╭─ Provided records
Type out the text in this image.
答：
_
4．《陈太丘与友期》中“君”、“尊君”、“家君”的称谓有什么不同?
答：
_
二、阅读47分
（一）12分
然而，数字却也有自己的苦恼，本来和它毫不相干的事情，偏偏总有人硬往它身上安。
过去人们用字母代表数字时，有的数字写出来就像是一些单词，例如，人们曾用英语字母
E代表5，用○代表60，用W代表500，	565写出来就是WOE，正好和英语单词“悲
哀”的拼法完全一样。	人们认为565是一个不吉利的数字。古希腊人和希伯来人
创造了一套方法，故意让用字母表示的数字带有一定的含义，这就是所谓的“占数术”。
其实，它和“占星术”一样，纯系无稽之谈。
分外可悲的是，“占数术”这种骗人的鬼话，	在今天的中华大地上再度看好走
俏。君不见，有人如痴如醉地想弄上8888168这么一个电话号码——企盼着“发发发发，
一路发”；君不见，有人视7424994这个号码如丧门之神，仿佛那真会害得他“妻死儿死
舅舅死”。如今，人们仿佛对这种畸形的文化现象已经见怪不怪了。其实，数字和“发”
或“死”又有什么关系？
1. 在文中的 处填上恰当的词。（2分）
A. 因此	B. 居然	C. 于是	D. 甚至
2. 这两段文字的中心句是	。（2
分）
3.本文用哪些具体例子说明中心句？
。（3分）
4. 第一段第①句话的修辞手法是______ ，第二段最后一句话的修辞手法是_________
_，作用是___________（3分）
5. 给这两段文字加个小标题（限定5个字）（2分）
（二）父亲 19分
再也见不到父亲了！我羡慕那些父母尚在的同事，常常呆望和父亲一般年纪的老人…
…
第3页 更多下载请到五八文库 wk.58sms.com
╰─
**Task**
Can you give every line above again, exactly as written?

**Full solution**
Type out the text in this image.
答：
_
4．《陈太丘与友期》中“君”、“尊君”、“家君”的称谓有什么不同?
答：
_
二、阅读47分
（一）12分
然而，数字却也有自己的苦恼，本来和它毫不相干的事情，偏偏总有人硬往它身上安。
过去人们用字母代表数字时，有的数字写出来就像是一些单词，例如，人们曾用英语字母
E代表5，用○代表60，用W代表500，	565写出来就是WOE，正好和英语单词“悲
哀”的拼法完全一样。	人们认为565是一个不吉利的数字。古希腊人和希伯来人
创造了一套方法，故意让用字母表示的数字带有一定的含义，这就是所谓的“占数术”。
其实，它和“占星术”一样，纯系无稽之谈。
分外可悲的是，“占数术”这种骗人的鬼话，	在今天的中华大地上再度看好走
俏。君不见，有人如痴如醉地想弄上8888168这么一个电话号码——企盼着“发发发发，
一路发”；君不见，有人视7424994这个号码如丧门之神，仿佛那真会害得他“妻死儿死
舅舅死”。如今，人们仿佛对这种畸形的文化现象已经见怪不怪了。其实，数字和“发”
或“死”又有什么关系？
1. 在文中的 处填上恰当的词。（2分）
A. 因此	B. 居然	C. 于是	D. 甚至
2. 这两段文字的中心句是	。（2
分）
3.本文用哪些具体例子说明中心句？
。（3分）
4. 第一段第①句话的修辞手法是______ ，第二段最后一句话的修辞手法是_________
_，作用是___________（3分）
5. 给这两段文字加个小标题（限定5个字）（2分）
（二）父亲 19分
再也见不到父亲了！我羡慕那些父母尚在的同事，常常呆望和父亲一般年纪的老人…
…
第3页 更多下载请到五八文库 wk.58sms.com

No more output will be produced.